■ Challenge:
Lay out the lines of the records below as a JSON list of strings, one string per line with blank lines omitted. Begin at the line with "- wind-vector: [612, 74, 648, 82]" and continue up to and including the line with "- wind-vector: [673, 163, 708, 171]".

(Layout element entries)
((

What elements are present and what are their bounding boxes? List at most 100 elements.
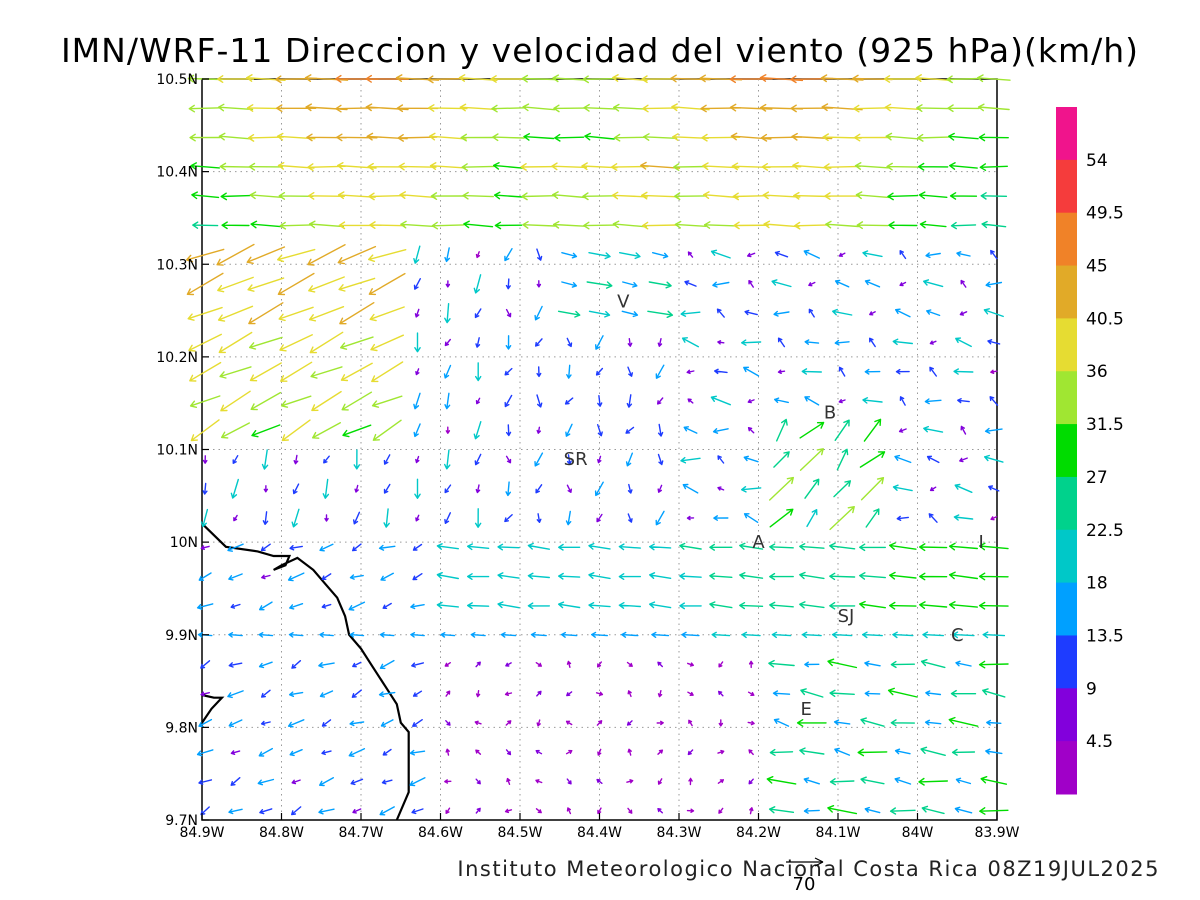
- wind-vector: [612, 74, 648, 82]
- wind-vector: [381, 779, 393, 785]
- wind-vector: [977, 103, 1010, 112]
- wind-vector: [475, 778, 481, 785]
- wind-vector: [862, 250, 883, 258]
- wind-vector: [565, 510, 572, 526]
- wind-vector: [860, 776, 885, 785]
- wind-vector: [557, 310, 581, 318]
- wind-vector: [341, 391, 373, 411]
- wind-vector: [349, 574, 364, 580]
- wind-vector: [983, 308, 1004, 318]
- wind-vector: [198, 718, 213, 728]
- wind-vector: [683, 426, 698, 434]
- wind-vector: [198, 572, 212, 581]
- wind-vector: [536, 280, 542, 288]
- wind-vector: [380, 572, 394, 581]
- wind-vector: [527, 542, 550, 550]
- wind-vector: [319, 543, 334, 552]
- wind-vector: [760, 133, 803, 142]
- wind-vector: [796, 719, 827, 727]
- wind-vector: [860, 477, 885, 501]
- wind-vector: [982, 631, 1006, 639]
- wind-vector: [200, 545, 210, 550]
- wind-vector: [985, 748, 1003, 755]
- wind-vector: [673, 163, 708, 171]
- wind-vector: [829, 506, 855, 531]
- wind-vector: [415, 368, 420, 376]
- wind-vector: [413, 245, 421, 264]
- wind-vector: [768, 806, 795, 814]
- wind-vector: [312, 422, 341, 439]
- wind-vector: [349, 632, 365, 638]
- wind-vector: [189, 133, 221, 142]
- wind-vector: [368, 272, 406, 296]
- wind-vector: [888, 221, 918, 230]
- wind-vector: [949, 162, 978, 170]
- wind-vector: [365, 103, 409, 112]
- wind-vector: [918, 777, 948, 786]
- wind-vector: [475, 337, 481, 348]
- wind-vector: [412, 719, 423, 727]
- wind-vector: [687, 251, 694, 258]
- wind-vector: [475, 484, 481, 494]
- wind-vector: [339, 302, 375, 325]
- wind-vector: [352, 543, 362, 552]
- y-tick-label: 10.1N: [156, 443, 198, 459]
- wind-vector: [799, 747, 825, 755]
- colorbar-swatch: [1056, 212, 1077, 267]
- wind-vector: [892, 484, 913, 492]
- wind-vector: [188, 333, 222, 352]
- wind-vector: [382, 748, 392, 756]
- wind-vector: [834, 339, 850, 346]
- wind-vector: [412, 573, 423, 581]
- wind-vector: [947, 104, 980, 113]
- wind-vector: [769, 543, 794, 551]
- wind-vector: [289, 749, 303, 757]
- y-tick-label: 10.4N: [156, 165, 198, 181]
- wind-vector: [948, 132, 979, 141]
- wind-vector: [777, 369, 786, 374]
- colorbar-label: 45: [1086, 257, 1108, 277]
- wind-vector: [626, 720, 633, 726]
- wind-vector: [414, 332, 421, 353]
- wind-vector: [747, 691, 755, 696]
- wind-vector: [337, 245, 377, 265]
- wind-vector: [702, 162, 740, 171]
- wind-vector: [250, 220, 282, 229]
- wind-vector: [988, 485, 1000, 492]
- wind-vector: [626, 779, 634, 784]
- wind-vector: [953, 368, 974, 375]
- wind-vector: [978, 660, 1009, 669]
- colorbar-swatch: [1056, 318, 1077, 372]
- wind-vector: [887, 687, 918, 698]
- wind-vector: [869, 311, 876, 316]
- wind-vector: [276, 104, 317, 113]
- wind-vector: [984, 427, 1003, 434]
- wind-vector: [500, 632, 517, 638]
- wind-vector: [611, 191, 648, 200]
- wind-vector: [504, 514, 513, 523]
- colorbar-swatch: [1056, 159, 1077, 214]
- wind-vector: [291, 779, 301, 785]
- wind-vector: [769, 572, 794, 581]
- wind-vector: [534, 305, 543, 321]
- wind-vector: [493, 191, 524, 200]
- wind-vector: [769, 508, 794, 528]
- wind-vector: [595, 691, 604, 696]
- wind-vector: [862, 631, 883, 639]
- wind-vector: [741, 486, 762, 493]
- wind-vector: [372, 419, 402, 441]
- wind-vector: [582, 75, 617, 84]
- wind-vector: [641, 191, 680, 200]
- wind-vector: [535, 749, 543, 755]
- x-tick-label: 84.5W: [497, 825, 542, 841]
- map-frame: V SR B A I SJ C E 84.9W 84.8W 84.7W 84.6W 84.5W 84.4…: [156, 72, 1019, 841]
- wind-vector: [338, 221, 375, 230]
- wind-vector: [687, 749, 694, 756]
- wind-vector: [308, 276, 345, 293]
- wind-vector: [886, 162, 920, 171]
- wind-vector: [747, 252, 756, 258]
- wind-vector: [919, 572, 948, 581]
- wind-vector: [801, 631, 822, 639]
- wind-vector: [583, 221, 616, 230]
- wind-vector: [712, 281, 730, 288]
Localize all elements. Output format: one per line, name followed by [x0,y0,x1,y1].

))

■ Full output:
[
  "- wind-vector: [612, 74, 648, 82]",
  "- wind-vector: [381, 779, 393, 785]",
  "- wind-vector: [977, 103, 1010, 112]",
  "- wind-vector: [475, 778, 481, 785]",
  "- wind-vector: [862, 250, 883, 258]",
  "- wind-vector: [565, 510, 572, 526]",
  "- wind-vector: [860, 776, 885, 785]",
  "- wind-vector: [557, 310, 581, 318]",
  "- wind-vector: [341, 391, 373, 411]",
  "- wind-vector: [349, 574, 364, 580]",
  "- wind-vector: [983, 308, 1004, 318]",
  "- wind-vector: [198, 718, 213, 728]",
  "- wind-vector: [683, 426, 698, 434]",
  "- wind-vector: [198, 572, 212, 581]",
  "- wind-vector: [536, 280, 542, 288]",
  "- wind-vector: [380, 572, 394, 581]",
  "- wind-vector: [527, 542, 550, 550]",
  "- wind-vector: [319, 543, 334, 552]",
  "- wind-vector: [760, 133, 803, 142]",
  "- wind-vector: [796, 719, 827, 727]",
  "- wind-vector: [860, 477, 885, 501]",
  "- wind-vector: [982, 631, 1006, 639]",
  "- wind-vector: [200, 545, 210, 550]",
  "- wind-vector: [985, 748, 1003, 755]",
  "- wind-vector: [673, 163, 708, 171]"
]